::: Provided information :::

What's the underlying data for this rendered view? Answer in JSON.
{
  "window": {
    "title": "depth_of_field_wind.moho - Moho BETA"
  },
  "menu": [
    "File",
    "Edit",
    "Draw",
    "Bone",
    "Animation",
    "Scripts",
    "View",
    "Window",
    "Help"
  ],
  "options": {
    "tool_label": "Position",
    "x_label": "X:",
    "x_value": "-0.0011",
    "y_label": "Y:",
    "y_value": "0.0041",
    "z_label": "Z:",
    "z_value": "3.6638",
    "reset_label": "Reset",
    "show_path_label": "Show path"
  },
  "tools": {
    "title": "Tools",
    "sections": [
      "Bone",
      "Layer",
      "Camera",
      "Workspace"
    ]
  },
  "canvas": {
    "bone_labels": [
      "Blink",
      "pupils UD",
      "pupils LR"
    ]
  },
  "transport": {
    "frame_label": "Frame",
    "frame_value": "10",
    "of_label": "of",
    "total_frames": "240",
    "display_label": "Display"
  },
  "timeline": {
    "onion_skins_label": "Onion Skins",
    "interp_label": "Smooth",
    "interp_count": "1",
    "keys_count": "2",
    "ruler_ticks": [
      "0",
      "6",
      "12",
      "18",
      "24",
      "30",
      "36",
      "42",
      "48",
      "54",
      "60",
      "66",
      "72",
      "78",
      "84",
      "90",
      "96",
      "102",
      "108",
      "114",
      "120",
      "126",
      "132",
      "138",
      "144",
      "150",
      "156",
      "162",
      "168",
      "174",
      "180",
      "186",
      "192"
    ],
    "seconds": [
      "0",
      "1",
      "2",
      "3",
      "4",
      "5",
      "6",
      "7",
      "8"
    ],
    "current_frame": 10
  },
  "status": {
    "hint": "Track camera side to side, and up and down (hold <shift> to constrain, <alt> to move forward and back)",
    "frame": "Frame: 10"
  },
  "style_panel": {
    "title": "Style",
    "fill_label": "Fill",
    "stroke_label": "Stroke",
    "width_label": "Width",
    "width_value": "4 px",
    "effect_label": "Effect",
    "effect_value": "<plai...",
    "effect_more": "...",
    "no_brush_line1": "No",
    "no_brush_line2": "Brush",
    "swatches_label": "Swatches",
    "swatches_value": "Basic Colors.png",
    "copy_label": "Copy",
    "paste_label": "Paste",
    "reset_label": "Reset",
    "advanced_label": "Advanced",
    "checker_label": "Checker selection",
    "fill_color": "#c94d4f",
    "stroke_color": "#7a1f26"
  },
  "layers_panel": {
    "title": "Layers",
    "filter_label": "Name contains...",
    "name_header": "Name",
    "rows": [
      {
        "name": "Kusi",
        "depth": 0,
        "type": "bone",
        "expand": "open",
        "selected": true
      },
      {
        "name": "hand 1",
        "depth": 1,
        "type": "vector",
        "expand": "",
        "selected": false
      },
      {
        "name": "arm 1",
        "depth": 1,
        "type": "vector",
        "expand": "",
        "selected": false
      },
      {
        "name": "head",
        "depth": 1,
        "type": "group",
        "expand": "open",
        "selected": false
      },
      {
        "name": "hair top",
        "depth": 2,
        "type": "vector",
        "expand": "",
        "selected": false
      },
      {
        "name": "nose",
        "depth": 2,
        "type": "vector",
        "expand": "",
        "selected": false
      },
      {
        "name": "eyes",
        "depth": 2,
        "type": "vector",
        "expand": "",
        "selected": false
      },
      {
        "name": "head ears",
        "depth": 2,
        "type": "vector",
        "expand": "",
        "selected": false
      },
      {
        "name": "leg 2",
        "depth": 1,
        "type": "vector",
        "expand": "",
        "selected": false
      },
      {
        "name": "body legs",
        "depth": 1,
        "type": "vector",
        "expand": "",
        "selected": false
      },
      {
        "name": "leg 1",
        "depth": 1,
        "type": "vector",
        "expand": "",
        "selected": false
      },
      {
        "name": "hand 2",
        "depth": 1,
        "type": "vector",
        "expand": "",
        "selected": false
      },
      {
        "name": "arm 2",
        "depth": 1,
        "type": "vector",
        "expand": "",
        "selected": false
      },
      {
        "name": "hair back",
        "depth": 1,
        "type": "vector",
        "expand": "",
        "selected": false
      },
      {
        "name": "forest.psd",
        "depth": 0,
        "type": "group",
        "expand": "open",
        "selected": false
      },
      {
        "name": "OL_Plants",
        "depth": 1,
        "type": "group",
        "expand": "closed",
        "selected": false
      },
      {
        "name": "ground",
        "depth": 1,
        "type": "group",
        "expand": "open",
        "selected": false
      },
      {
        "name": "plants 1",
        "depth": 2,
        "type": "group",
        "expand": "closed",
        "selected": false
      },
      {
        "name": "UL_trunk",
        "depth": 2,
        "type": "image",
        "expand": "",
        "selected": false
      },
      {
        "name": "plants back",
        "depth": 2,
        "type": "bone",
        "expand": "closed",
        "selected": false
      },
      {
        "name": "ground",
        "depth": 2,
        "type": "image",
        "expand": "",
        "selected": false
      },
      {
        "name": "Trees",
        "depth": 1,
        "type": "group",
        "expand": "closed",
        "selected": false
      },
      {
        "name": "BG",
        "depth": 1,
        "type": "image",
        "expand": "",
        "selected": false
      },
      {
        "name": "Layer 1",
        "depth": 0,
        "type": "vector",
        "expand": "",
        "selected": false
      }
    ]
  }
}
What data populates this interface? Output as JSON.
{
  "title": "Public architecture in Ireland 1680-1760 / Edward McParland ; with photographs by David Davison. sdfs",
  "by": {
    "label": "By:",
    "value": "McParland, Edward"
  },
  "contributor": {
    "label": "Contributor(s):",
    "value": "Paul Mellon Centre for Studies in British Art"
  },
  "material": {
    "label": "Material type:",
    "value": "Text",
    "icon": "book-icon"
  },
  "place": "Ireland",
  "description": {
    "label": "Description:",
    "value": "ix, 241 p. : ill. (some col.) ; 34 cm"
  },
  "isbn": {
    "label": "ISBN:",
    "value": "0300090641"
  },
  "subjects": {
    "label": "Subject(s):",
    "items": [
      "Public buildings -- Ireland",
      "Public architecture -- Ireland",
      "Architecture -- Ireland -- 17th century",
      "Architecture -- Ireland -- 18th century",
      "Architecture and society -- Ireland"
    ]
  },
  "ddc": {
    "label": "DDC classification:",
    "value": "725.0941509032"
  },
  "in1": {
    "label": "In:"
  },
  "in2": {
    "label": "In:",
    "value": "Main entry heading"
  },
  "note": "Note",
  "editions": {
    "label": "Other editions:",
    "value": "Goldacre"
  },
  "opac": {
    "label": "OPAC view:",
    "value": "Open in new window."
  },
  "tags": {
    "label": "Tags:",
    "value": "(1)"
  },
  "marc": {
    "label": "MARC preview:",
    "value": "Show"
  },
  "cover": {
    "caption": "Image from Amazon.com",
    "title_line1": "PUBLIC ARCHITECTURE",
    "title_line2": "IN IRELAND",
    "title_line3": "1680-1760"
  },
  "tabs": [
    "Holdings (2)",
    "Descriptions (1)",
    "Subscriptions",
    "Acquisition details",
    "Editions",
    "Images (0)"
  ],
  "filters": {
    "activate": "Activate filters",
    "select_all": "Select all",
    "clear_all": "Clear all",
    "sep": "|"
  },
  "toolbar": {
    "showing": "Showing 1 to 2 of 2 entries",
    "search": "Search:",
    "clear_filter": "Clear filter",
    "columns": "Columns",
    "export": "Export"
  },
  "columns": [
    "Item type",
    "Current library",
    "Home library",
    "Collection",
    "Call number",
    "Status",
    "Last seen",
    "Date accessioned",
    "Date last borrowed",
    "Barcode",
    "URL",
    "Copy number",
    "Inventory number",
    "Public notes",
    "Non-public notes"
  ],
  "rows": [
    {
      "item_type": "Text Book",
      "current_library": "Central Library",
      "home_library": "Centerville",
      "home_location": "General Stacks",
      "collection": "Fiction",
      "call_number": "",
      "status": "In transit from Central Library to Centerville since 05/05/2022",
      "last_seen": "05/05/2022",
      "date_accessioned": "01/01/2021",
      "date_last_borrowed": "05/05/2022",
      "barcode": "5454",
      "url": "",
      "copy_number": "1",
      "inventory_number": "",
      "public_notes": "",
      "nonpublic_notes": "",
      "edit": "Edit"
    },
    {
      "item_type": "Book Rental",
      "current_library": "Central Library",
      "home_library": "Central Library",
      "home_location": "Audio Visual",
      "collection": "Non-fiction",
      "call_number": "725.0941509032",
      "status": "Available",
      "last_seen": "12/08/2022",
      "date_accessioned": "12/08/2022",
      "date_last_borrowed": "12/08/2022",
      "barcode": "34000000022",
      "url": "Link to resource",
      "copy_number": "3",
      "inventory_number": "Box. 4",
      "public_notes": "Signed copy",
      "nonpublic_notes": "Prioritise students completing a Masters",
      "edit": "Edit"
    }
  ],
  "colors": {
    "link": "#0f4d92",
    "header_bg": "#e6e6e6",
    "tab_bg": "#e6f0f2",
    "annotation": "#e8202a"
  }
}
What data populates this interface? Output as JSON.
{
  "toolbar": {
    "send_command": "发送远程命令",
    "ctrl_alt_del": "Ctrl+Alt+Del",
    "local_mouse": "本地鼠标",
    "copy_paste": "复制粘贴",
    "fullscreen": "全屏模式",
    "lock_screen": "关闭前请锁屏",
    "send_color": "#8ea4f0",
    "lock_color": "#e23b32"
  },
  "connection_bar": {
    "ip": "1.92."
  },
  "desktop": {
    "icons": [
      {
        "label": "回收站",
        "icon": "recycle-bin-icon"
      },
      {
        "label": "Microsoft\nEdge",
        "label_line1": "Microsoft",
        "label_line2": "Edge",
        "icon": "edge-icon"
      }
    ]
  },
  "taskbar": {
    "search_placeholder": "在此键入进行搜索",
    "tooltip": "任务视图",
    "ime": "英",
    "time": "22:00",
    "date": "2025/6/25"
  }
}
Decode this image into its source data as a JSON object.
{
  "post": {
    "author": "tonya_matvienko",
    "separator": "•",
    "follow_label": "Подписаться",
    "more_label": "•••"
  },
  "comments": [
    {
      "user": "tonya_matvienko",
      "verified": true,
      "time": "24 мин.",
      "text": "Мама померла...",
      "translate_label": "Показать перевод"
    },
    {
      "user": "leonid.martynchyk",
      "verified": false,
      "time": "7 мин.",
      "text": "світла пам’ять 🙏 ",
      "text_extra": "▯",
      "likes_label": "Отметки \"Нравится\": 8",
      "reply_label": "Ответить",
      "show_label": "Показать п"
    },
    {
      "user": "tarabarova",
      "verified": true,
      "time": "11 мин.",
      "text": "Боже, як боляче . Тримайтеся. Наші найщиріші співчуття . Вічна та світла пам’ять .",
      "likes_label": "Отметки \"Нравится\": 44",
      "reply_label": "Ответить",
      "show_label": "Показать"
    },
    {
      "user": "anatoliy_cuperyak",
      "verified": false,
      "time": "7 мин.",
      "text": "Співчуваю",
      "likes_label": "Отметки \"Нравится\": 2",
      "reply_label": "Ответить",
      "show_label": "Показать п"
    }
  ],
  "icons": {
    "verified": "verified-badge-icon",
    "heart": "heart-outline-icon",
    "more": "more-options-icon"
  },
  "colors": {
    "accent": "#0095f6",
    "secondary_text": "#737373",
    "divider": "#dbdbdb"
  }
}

:::

**Goal**
Your output consists solely of the lines from the one with "Decode this image" through the last line, copied exactly.

**Completed exercise**
Decode this image into its source data as a JSON object.
{
  "post": {
    "author": "tonya_matvienko",
    "separator": "•",
    "follow_label": "Подписаться",
    "more_label": "•••"
  },
  "comments": [
    {
      "user": "tonya_matvienko",
      "verified": true,
      "time": "24 мин.",
      "text": "Мама померла...",
      "translate_label": "Показать перевод"
    },
    {
      "user": "leonid.martynchyk",
      "verified": false,
      "time": "7 мин.",
      "text": "світла пам’ять 🙏 ",
      "text_extra": "▯",
      "likes_label": "Отметки \"Нравится\": 8",
      "reply_label": "Ответить",
      "show_label": "Показать п"
    },
    {
      "user": "tarabarova",
      "verified": true,
      "time": "11 мин.",
      "text": "Боже, як боляче . Тримайтеся. Наші найщиріші співчуття . Вічна та світла пам’ять .",
      "likes_label": "Отметки \"Нравится\": 44",
      "reply_label": "Ответить",
      "show_label": "Показать"
    },
    {
      "user": "anatoliy_cuperyak",
      "verified": false,
      "time": "7 мин.",
      "text": "Співчуваю",
      "likes_label": "Отметки \"Нравится\": 2",
      "reply_label": "Ответить",
      "show_label": "Показать п"
    }
  ],
  "icons": {
    "verified": "verified-badge-icon",
    "heart": "heart-outline-icon",
    "more": "more-options-icon"
  },
  "colors": {
    "accent": "#0095f6",
    "secondary_text": "#737373",
    "divider": "#dbdbdb"
  }
}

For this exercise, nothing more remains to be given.